■ Consignes ■
1: D'après l'extrait du texte, depuis quelle année le Très-Grand-Bâtiment-Culturel est-il bâti ?
2: Indiquez si chacune des affirmations suivantes concorde avec l'extrait du texte, en répondant par oui ou par non et en citant les mots décisifs du texte : (a) le film devait être projeté au Palais ; (b) le film a été réalisé au centre d'une grande ville ; (c) la photographie de Germaine Chaumel date de 1942.
3: Recopiez sans rien changer la partie de l'extrait du texte qui s'ouvre sur les mots contenant « Des corps donc, plutôt » et se ferme sur « en tant qu'épaisseur. ».

■ Extrait du texte ■
19 avril 2012, Commune de Paris. Objet : Fiction poétique II


Détournement anonyme d’après « L’empire ne mourra pas »
[Quinzaine impériale, Toulouse], photographie de Germaine Chaumel, 1942.

 

Lettre au Palais
Appel au refus du nucléaire et son monde

 

M : « I can’t stand being possessed » 
L : « But we are all possessed »(1)

 

Un des nombreux projecteurs qui entourent les espaces artistiques a été détourné de sa fonction : celle de projeter, de "rendre" au blanc de l'écran, un film, et de le présenter ainsi, sous la forme convenue, comme il est de coutume, devant un public.
L’œuvre Fiction poétique - heyala helbestane(2) n’est que le récit d’une impossibilité à se projeter dans le moment historique présent dans certains contextes, et la forme que l’urgence de pouvoir l’affirmer a prise.
Le geste est celui d'un refus qui ose se montrer en tant que tel à un moment donné, précis.
Par cette action, le projecteur a été interrompu en plein élan, juste au moment où "ce qui arrive" : "ce réel-là" remet automatiquement en marche ces Lumières.

Le film, souvent considéré comme une capture du réel devenue fiction, sera ici une fiction devenue réelle du moment où il est question de pouvoir se retrouver "concrètement" dans un monde. Auteurs d’un geste, nous avons décidé de nous "interposer" entre la projection et le blanc de l’écran, de placer nos corps devant une projection, pour la filmer et révéler un processus de capture.

Réalisé à la périphérie d’une grande ville, le film qui était censé être projeté au Palais n’est ainsi ni visible ni audible dans le Très-Grand-Bâtiment-Culturel bâti depuis 1937. 
Le film et la périphérie qu’il évoque sont présentés à peine reconnaissables, et contre toute attente à l’intérieur du dispositif de projection, c’est-à-dire à l’intérieur du projecteur lui-même. "Retenu" ainsi dans la lentille du projecteur, le film n’est là qu’en tant que poussière d’images. A la rigueur "sans images". Ses images furent consommées par l’expérience même du refus qui les a libérées de toute représentation. Son échelle est celle de l’attention à porter à l’infra-politique face à la grande échelle du vide qui rôde en nous.
Au fond, il/elle, la "fiction poétique" n’est là que comme renvoi à un dehors encore possible, bien que fragilisé et toujours en errance.

Des corps donc, plutôt que des représentants et leurs représentations, pour rappeler bien d’autres corps, habitants/es que nous sommes des bords, éloignés tant qu’il est possible d’une normalité inquiétante. Des corps encore, pour transformer la lumière de la projection en ombre. Opacité des corps et des désirs fuyant l’imaginaire imposant de l’esprit néo-libéral. Lui opposant des consistances insaisissables, si ce n'est en tant qu'épaisseur.

■ Données sources ■
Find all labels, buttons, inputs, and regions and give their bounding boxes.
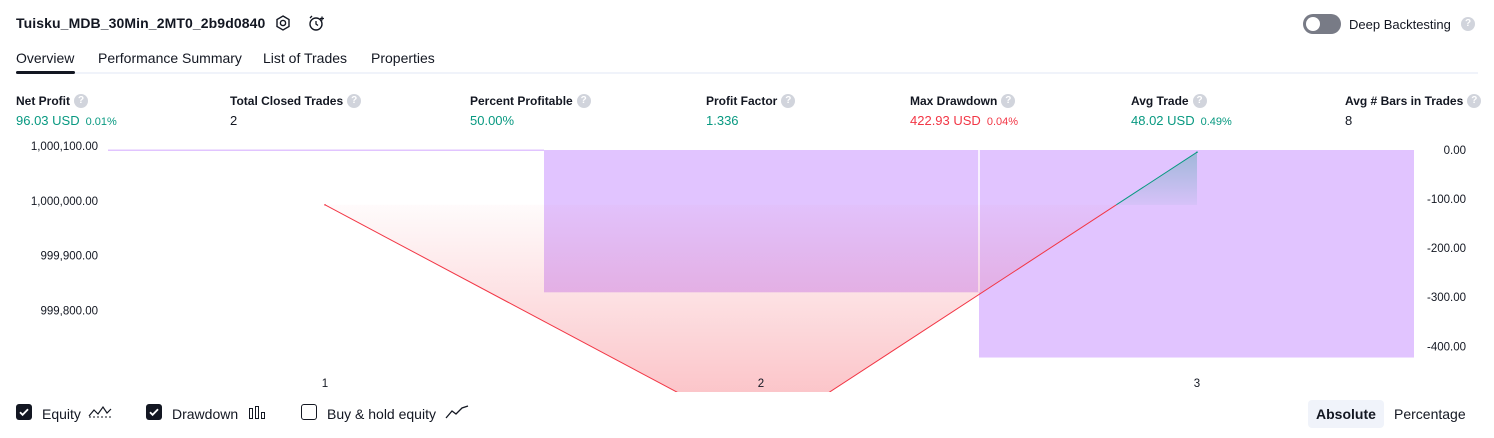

■ Réponses ■
1: Depuis 1937.

2:
(a) Oui : « le film qui était censé être projeté au Palais ».
(b) Non : « Réalisé à la périphérie d’une grande ville ».
(c) Oui : « photographie de Germaine Chaumel, 1942 ».

3:
Des corps donc, plutôt que des représentants et leurs représentations, pour rappeler bien d’autres corps, habitants/es que nous sommes des bords, éloignés tant qu’il est possible d’une normalité inquiétante. Des corps encore, pour transformer la lumière de la projection en ombre. Opacité des corps et des désirs fuyant l’imaginaire imposant de l’esprit néo-libéral. Lui opposant des consistances insaisissables, si ce n'est en tant qu'épaisseur.